- [Exercise goal] Leaving out every picture, quote the data below exactly as it appears.

- [Extracted records]
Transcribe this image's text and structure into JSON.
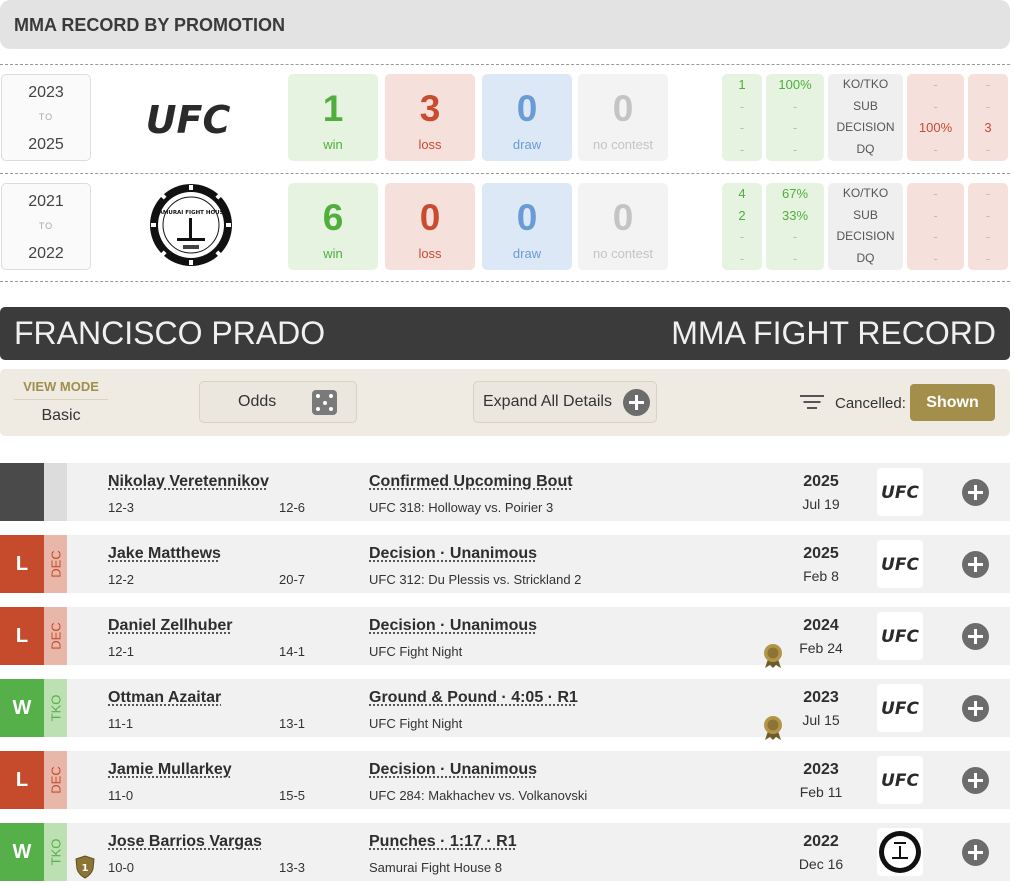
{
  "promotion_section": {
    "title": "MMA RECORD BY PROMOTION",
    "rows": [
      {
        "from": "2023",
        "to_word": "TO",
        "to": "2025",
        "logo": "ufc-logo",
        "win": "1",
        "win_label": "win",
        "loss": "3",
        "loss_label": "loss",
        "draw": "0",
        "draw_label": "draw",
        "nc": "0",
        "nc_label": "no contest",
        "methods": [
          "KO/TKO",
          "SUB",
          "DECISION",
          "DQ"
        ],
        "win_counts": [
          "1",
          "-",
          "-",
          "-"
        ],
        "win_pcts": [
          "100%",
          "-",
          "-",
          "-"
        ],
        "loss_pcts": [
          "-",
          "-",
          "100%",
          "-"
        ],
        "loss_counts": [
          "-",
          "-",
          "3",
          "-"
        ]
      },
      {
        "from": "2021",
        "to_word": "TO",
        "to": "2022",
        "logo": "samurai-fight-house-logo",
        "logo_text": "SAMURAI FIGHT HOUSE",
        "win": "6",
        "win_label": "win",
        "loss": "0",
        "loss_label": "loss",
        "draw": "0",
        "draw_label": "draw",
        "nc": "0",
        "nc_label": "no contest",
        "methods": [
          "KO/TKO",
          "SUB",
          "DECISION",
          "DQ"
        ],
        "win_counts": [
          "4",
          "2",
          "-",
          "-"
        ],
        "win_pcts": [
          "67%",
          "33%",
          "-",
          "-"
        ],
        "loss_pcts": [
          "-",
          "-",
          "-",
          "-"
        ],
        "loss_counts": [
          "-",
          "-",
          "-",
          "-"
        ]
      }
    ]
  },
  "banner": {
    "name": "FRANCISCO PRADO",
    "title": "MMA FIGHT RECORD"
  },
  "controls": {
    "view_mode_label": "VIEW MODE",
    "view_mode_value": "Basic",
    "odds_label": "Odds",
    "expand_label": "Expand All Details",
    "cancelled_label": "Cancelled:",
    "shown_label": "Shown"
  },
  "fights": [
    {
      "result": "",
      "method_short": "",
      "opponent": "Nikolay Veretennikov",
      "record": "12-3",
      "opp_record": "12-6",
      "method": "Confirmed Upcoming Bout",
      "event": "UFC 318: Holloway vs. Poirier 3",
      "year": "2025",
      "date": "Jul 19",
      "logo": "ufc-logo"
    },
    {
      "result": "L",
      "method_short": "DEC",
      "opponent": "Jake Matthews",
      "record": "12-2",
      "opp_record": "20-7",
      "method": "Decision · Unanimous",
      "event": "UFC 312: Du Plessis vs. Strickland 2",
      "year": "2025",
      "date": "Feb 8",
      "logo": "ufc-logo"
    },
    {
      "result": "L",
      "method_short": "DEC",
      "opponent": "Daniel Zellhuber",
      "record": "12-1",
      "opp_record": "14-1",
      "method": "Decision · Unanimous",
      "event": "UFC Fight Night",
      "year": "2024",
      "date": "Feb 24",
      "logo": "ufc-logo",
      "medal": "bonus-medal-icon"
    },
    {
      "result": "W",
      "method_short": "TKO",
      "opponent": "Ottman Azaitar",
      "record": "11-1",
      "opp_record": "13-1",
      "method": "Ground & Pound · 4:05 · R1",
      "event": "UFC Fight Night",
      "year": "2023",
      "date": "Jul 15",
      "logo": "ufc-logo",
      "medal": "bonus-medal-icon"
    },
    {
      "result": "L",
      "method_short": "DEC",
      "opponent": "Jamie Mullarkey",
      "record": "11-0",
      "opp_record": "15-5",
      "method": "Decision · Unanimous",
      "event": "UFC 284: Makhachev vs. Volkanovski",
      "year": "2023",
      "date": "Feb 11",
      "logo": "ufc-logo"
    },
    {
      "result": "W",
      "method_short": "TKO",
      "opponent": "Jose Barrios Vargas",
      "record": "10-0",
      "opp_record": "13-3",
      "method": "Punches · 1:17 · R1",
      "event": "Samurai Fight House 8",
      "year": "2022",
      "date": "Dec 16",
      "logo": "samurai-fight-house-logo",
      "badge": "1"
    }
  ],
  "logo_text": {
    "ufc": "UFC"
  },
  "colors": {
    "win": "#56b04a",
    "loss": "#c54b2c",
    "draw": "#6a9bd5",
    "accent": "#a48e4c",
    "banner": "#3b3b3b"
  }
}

- [Reply to the task]
Transcribe this image's text and structure into JSON.
{
  "promotion_section": {
    "title": "MMA RECORD BY PROMOTION",
    "rows": [
      {
        "from": "2023",
        "to_word": "TO",
        "to": "2025",
        "logo": "ufc-logo",
        "win": "1",
        "win_label": "win",
        "loss": "3",
        "loss_label": "loss",
        "draw": "0",
        "draw_label": "draw",
        "nc": "0",
        "nc_label": "no contest",
        "methods": [
          "KO/TKO",
          "SUB",
          "DECISION",
          "DQ"
        ],
        "win_counts": [
          "1",
          "-",
          "-",
          "-"
        ],
        "win_pcts": [
          "100%",
          "-",
          "-",
          "-"
        ],
        "loss_pcts": [
          "-",
          "-",
          "100%",
          "-"
        ],
        "loss_counts": [
          "-",
          "-",
          "3",
          "-"
        ]
      },
      {
        "from": "2021",
        "to_word": "TO",
        "to": "2022",
        "logo": "samurai-fight-house-logo",
        "logo_text": "SAMURAI FIGHT HOUSE",
        "win": "6",
        "win_label": "win",
        "loss": "0",
        "loss_label": "loss",
        "draw": "0",
        "draw_label": "draw",
        "nc": "0",
        "nc_label": "no contest",
        "methods": [
          "KO/TKO",
          "SUB",
          "DECISION",
          "DQ"
        ],
        "win_counts": [
          "4",
          "2",
          "-",
          "-"
        ],
        "win_pcts": [
          "67%",
          "33%",
          "-",
          "-"
        ],
        "loss_pcts": [
          "-",
          "-",
          "-",
          "-"
        ],
        "loss_counts": [
          "-",
          "-",
          "-",
          "-"
        ]
      }
    ]
  },
  "banner": {
    "name": "FRANCISCO PRADO",
    "title": "MMA FIGHT RECORD"
  },
  "controls": {
    "view_mode_label": "VIEW MODE",
    "view_mode_value": "Basic",
    "odds_label": "Odds",
    "expand_label": "Expand All Details",
    "cancelled_label": "Cancelled:",
    "shown_label": "Shown"
  },
  "fights": [
    {
      "result": "",
      "method_short": "",
      "opponent": "Nikolay Veretennikov",
      "record": "12-3",
      "opp_record": "12-6",
      "method": "Confirmed Upcoming Bout",
      "event": "UFC 318: Holloway vs. Poirier 3",
      "year": "2025",
      "date": "Jul 19",
      "logo": "ufc-logo"
    },
    {
      "result": "L",
      "method_short": "DEC",
      "opponent": "Jake Matthews",
      "record": "12-2",
      "opp_record": "20-7",
      "method": "Decision · Unanimous",
      "event": "UFC 312: Du Plessis vs. Strickland 2",
      "year": "2025",
      "date": "Feb 8",
      "logo": "ufc-logo"
    },
    {
      "result": "L",
      "method_short": "DEC",
      "opponent": "Daniel Zellhuber",
      "record": "12-1",
      "opp_record": "14-1",
      "method": "Decision · Unanimous",
      "event": "UFC Fight Night",
      "year": "2024",
      "date": "Feb 24",
      "logo": "ufc-logo",
      "medal": "bonus-medal-icon"
    },
    {
      "result": "W",
      "method_short": "TKO",
      "opponent": "Ottman Azaitar",
      "record": "11-1",
      "opp_record": "13-1",
      "method": "Ground & Pound · 4:05 · R1",
      "event": "UFC Fight Night",
      "year": "2023",
      "date": "Jul 15",
      "logo": "ufc-logo",
      "medal": "bonus-medal-icon"
    },
    {
      "result": "L",
      "method_short": "DEC",
      "opponent": "Jamie Mullarkey",
      "record": "11-0",
      "opp_record": "15-5",
      "method": "Decision · Unanimous",
      "event": "UFC 284: Makhachev vs. Volkanovski",
      "year": "2023",
      "date": "Feb 11",
      "logo": "ufc-logo"
    },
    {
      "result": "W",
      "method_short": "TKO",
      "opponent": "Jose Barrios Vargas",
      "record": "10-0",
      "opp_record": "13-3",
      "method": "Punches · 1:17 · R1",
      "event": "Samurai Fight House 8",
      "year": "2022",
      "date": "Dec 16",
      "logo": "samurai-fight-house-logo",
      "badge": "1"
    }
  ],
  "logo_text": {
    "ufc": "UFC"
  },
  "colors": {
    "win": "#56b04a",
    "loss": "#c54b2c",
    "draw": "#6a9bd5",
    "accent": "#a48e4c",
    "banner": "#3b3b3b"
  }
}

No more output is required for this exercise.